:: What is being asked ::
Skip the images. Copy the records exactly as written.

:: Available data ::
------------------------------------------------
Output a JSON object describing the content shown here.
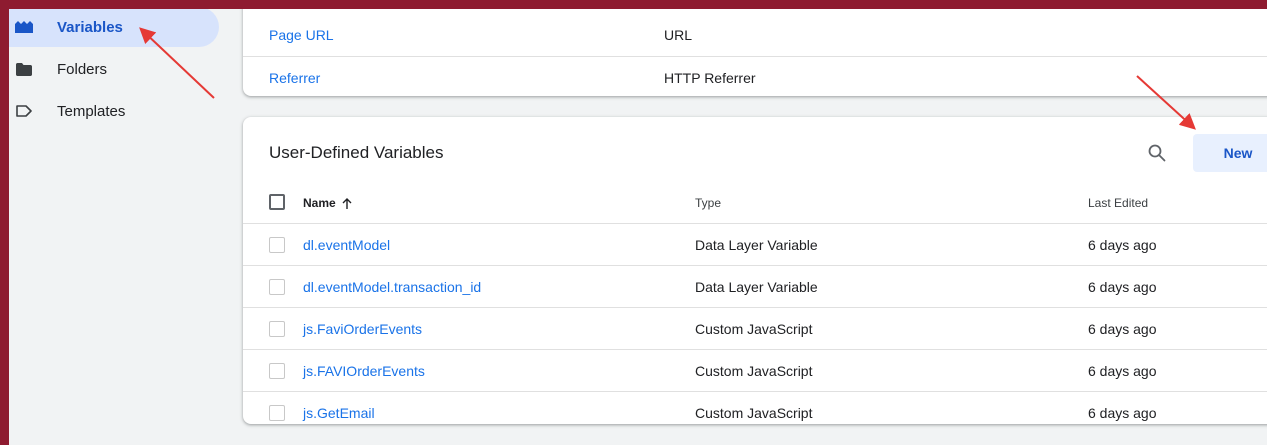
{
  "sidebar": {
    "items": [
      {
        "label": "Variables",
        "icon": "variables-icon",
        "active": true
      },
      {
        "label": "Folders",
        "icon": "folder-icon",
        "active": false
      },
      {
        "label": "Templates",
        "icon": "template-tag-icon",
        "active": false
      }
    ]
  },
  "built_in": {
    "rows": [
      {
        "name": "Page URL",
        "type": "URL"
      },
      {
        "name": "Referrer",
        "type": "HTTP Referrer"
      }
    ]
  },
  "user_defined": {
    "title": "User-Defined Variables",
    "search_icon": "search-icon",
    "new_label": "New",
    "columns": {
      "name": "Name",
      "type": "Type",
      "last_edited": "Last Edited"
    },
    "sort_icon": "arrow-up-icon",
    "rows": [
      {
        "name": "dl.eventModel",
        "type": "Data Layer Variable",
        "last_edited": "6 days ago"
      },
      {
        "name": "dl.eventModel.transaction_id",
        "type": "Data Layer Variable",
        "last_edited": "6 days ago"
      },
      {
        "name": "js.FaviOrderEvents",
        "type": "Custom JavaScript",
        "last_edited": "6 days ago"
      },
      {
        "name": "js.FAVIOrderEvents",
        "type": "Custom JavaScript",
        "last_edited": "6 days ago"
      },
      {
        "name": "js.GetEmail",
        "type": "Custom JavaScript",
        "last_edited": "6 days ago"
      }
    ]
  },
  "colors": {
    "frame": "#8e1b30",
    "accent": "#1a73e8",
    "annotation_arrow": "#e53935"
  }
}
------------------------------------------------
:: Result below ::
Output a JSON object describing the content shown here.
{
  "sidebar": {
    "items": [
      {
        "label": "Variables",
        "icon": "variables-icon",
        "active": true
      },
      {
        "label": "Folders",
        "icon": "folder-icon",
        "active": false
      },
      {
        "label": "Templates",
        "icon": "template-tag-icon",
        "active": false
      }
    ]
  },
  "built_in": {
    "rows": [
      {
        "name": "Page URL",
        "type": "URL"
      },
      {
        "name": "Referrer",
        "type": "HTTP Referrer"
      }
    ]
  },
  "user_defined": {
    "title": "User-Defined Variables",
    "search_icon": "search-icon",
    "new_label": "New",
    "columns": {
      "name": "Name",
      "type": "Type",
      "last_edited": "Last Edited"
    },
    "sort_icon": "arrow-up-icon",
    "rows": [
      {
        "name": "dl.eventModel",
        "type": "Data Layer Variable",
        "last_edited": "6 days ago"
      },
      {
        "name": "dl.eventModel.transaction_id",
        "type": "Data Layer Variable",
        "last_edited": "6 days ago"
      },
      {
        "name": "js.FaviOrderEvents",
        "type": "Custom JavaScript",
        "last_edited": "6 days ago"
      },
      {
        "name": "js.FAVIOrderEvents",
        "type": "Custom JavaScript",
        "last_edited": "6 days ago"
      },
      {
        "name": "js.GetEmail",
        "type": "Custom JavaScript",
        "last_edited": "6 days ago"
      }
    ]
  },
  "colors": {
    "frame": "#8e1b30",
    "accent": "#1a73e8",
    "annotation_arrow": "#e53935"
  }
}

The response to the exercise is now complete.